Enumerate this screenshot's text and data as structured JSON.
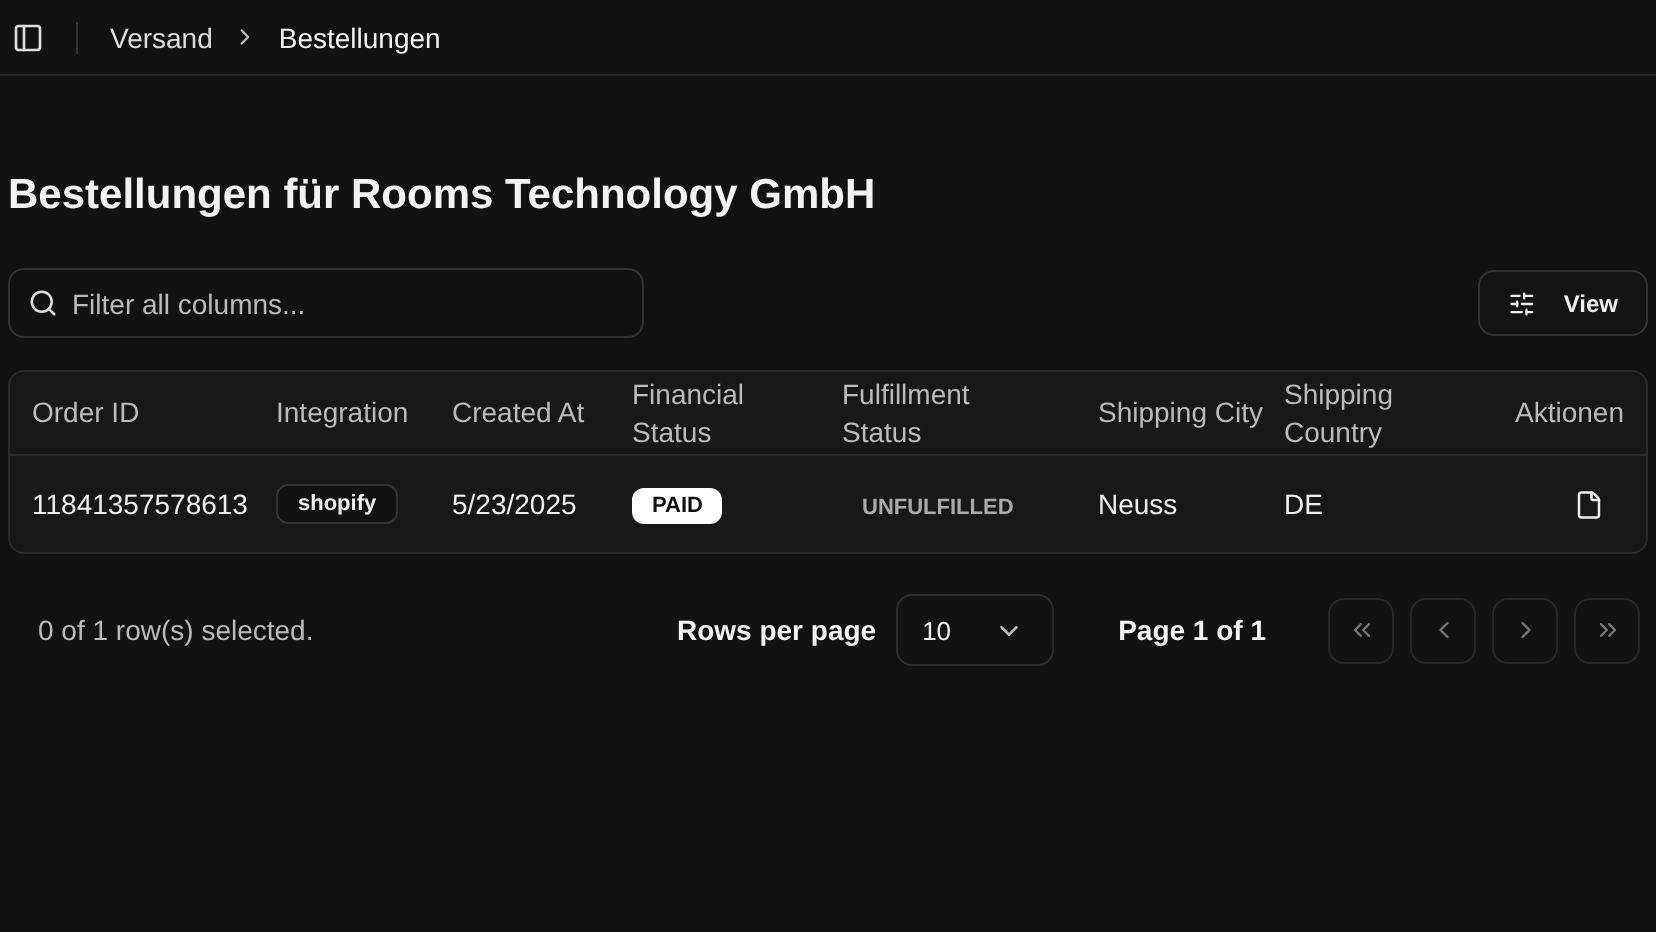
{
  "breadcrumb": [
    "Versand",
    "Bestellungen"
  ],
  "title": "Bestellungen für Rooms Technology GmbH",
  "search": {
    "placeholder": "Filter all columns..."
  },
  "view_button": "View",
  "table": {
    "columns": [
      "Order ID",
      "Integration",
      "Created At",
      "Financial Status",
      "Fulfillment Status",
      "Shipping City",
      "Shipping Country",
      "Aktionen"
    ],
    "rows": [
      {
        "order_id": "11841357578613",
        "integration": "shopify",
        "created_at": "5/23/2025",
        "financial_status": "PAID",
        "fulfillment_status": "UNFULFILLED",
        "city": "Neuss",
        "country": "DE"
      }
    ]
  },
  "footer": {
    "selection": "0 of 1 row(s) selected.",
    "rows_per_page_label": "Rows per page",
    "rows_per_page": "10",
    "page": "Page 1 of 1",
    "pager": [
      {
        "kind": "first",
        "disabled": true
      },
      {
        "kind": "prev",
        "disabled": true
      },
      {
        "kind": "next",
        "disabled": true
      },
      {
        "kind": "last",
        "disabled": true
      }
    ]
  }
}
·····
DIRECTIONS FOR THIS TASK: From the listing above, print every entry precisely and drop the pictures.

EXPECTED OUTPUT:
Enumerate this screenshot's text and data as structured JSON.
{
  "breadcrumb": [
    "Versand",
    "Bestellungen"
  ],
  "title": "Bestellungen für Rooms Technology GmbH",
  "search": {
    "placeholder": "Filter all columns..."
  },
  "view_button": "View",
  "table": {
    "columns": [
      "Order ID",
      "Integration",
      "Created At",
      "Financial Status",
      "Fulfillment Status",
      "Shipping City",
      "Shipping Country",
      "Aktionen"
    ],
    "rows": [
      {
        "order_id": "11841357578613",
        "integration": "shopify",
        "created_at": "5/23/2025",
        "financial_status": "PAID",
        "fulfillment_status": "UNFULFILLED",
        "city": "Neuss",
        "country": "DE"
      }
    ]
  },
  "footer": {
    "selection": "0 of 1 row(s) selected.",
    "rows_per_page_label": "Rows per page",
    "rows_per_page": "10",
    "page": "Page 1 of 1",
    "pager": [
      {
        "kind": "first",
        "disabled": true
      },
      {
        "kind": "prev",
        "disabled": true
      },
      {
        "kind": "next",
        "disabled": true
      },
      {
        "kind": "last",
        "disabled": true
      }
    ]
  }
}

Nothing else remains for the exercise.